Read through the entries below and copy each line where "upper" turns up.

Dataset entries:
◇ ◇ ◇ ◇ ◇ ◇ ◇

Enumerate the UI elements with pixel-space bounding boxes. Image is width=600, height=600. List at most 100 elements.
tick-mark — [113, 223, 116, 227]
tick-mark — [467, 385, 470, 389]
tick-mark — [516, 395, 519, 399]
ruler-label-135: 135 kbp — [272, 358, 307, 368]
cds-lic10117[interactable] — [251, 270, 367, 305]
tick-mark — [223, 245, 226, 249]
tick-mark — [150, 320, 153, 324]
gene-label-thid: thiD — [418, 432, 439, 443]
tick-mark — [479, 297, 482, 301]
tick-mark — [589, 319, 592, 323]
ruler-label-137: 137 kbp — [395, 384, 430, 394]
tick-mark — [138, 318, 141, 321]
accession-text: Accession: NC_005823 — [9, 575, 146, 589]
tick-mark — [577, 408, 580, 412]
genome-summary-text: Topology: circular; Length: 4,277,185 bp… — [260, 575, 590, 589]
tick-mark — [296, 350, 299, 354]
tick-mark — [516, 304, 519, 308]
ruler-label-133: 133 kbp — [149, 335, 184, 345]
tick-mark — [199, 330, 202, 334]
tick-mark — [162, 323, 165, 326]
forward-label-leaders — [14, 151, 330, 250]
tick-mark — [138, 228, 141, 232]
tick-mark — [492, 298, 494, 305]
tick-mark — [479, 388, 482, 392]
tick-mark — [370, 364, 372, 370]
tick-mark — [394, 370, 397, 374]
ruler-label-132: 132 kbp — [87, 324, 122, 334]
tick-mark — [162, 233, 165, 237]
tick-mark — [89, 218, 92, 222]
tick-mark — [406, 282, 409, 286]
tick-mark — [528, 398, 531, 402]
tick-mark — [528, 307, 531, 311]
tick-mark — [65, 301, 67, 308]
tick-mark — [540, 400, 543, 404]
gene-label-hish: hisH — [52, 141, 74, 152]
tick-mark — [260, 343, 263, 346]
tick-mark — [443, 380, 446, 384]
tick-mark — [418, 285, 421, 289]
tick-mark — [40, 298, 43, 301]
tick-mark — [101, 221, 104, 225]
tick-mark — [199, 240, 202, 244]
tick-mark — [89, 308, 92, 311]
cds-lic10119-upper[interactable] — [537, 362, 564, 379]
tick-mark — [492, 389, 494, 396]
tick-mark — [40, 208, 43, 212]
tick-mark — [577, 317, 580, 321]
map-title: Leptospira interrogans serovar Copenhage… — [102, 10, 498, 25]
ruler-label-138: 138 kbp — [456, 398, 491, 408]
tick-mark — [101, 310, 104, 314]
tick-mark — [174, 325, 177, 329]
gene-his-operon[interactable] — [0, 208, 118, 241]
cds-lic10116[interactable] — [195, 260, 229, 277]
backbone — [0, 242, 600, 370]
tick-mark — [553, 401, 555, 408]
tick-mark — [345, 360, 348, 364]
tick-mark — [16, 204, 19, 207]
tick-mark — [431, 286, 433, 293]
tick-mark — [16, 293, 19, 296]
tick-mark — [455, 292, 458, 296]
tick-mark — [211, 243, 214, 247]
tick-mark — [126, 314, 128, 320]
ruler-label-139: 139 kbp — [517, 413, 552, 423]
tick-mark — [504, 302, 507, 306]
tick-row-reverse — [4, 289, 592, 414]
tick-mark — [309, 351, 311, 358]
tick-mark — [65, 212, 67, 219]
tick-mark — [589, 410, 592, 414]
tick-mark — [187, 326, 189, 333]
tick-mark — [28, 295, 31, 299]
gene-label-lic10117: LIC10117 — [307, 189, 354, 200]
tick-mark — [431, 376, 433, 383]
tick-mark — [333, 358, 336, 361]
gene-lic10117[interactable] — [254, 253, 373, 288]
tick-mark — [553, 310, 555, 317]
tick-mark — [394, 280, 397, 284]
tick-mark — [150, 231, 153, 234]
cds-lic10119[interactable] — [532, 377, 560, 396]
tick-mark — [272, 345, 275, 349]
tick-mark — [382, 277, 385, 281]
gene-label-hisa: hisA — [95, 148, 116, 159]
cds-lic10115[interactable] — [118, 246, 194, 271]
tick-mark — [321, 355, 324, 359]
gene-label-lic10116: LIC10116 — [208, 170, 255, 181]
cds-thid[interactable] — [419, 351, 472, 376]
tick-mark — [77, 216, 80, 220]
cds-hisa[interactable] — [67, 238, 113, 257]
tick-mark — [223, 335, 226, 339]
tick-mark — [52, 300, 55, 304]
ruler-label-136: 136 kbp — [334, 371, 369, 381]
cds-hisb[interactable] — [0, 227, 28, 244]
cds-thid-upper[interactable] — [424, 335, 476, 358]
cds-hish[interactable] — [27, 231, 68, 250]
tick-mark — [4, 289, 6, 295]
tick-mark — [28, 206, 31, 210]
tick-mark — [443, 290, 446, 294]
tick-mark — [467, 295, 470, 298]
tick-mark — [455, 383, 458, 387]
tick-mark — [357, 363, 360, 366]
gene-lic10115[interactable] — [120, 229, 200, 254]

◇ ◇ ◇ ◇ ◇ ◇ ◇

▶ _Task response_:
cds-lic10119-upper[interactable] — [537, 362, 564, 379]
cds-thid-upper[interactable] — [424, 335, 476, 358]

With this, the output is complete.